### EXTRACTED INFORMATION

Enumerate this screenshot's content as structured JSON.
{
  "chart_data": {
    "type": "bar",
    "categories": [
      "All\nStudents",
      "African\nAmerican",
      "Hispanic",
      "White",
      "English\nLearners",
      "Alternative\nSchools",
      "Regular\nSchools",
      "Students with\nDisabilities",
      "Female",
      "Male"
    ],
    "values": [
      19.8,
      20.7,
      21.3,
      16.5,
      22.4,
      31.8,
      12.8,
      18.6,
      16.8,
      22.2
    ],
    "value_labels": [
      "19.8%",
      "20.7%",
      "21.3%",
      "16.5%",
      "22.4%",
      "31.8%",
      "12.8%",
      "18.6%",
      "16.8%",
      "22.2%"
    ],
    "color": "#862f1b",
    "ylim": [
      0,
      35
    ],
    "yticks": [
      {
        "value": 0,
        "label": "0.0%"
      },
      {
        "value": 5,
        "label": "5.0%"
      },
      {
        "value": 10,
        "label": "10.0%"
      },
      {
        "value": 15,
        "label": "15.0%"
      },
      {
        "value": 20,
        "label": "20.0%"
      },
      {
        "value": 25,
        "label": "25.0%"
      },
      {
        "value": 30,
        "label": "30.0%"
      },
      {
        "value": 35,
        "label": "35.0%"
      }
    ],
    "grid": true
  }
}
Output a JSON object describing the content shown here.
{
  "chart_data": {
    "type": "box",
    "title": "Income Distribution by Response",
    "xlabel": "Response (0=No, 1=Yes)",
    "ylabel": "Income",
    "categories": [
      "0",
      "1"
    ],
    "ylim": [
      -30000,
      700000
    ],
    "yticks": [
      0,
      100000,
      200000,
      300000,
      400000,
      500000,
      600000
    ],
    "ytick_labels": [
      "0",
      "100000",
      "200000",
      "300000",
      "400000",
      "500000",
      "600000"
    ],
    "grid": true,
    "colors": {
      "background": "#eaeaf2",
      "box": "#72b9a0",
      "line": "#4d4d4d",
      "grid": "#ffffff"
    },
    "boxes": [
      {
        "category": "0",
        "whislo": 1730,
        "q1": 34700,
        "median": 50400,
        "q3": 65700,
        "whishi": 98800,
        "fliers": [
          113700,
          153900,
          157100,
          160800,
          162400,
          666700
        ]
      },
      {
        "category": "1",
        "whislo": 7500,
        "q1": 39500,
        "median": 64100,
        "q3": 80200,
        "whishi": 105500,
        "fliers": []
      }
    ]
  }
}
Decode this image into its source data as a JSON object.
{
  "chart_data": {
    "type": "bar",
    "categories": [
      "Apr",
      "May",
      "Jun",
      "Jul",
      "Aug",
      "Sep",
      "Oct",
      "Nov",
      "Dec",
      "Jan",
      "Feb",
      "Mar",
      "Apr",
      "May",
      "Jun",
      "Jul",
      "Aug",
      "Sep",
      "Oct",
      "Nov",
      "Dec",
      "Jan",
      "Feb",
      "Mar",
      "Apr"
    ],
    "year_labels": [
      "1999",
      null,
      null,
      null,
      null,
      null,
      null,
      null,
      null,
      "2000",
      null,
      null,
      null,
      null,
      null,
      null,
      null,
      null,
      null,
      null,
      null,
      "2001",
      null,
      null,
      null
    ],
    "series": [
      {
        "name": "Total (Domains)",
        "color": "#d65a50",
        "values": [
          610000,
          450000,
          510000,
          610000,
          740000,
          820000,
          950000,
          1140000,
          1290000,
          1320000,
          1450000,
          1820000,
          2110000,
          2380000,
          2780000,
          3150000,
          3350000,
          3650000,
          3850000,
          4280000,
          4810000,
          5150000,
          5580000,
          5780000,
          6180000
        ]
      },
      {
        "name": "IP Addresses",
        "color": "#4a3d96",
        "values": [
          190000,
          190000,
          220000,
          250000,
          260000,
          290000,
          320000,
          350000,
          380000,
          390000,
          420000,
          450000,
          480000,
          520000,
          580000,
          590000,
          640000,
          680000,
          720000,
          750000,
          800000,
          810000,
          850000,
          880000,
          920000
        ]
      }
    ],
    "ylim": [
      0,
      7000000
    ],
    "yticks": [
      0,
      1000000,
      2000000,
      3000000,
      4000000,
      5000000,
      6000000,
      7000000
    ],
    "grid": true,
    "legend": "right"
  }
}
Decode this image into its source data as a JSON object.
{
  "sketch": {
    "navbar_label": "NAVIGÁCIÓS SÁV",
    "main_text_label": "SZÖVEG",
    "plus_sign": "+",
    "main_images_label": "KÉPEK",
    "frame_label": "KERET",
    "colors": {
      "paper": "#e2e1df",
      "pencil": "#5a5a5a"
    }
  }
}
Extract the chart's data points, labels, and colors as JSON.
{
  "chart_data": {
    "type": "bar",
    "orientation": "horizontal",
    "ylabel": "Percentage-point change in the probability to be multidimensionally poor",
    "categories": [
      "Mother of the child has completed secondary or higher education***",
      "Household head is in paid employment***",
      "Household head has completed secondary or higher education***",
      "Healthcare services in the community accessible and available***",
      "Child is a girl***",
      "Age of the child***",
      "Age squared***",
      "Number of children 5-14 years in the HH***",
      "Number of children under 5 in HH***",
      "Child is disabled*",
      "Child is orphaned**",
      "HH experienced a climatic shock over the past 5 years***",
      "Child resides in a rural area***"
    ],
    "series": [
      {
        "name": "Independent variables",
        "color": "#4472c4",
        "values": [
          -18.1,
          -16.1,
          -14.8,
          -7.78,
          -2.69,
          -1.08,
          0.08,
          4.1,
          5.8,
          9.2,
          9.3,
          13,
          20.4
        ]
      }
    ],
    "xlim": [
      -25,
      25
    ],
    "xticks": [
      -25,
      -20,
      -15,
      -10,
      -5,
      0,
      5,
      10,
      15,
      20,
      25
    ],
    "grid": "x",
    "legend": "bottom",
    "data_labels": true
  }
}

######

### EXERCISE BRIEF
Copy every line in the listing above where the string "children" turns up.

### EXERCISE RESPONSE
      "Number of children 5-14 years in the HH***",
      "Number of children under 5 in HH***",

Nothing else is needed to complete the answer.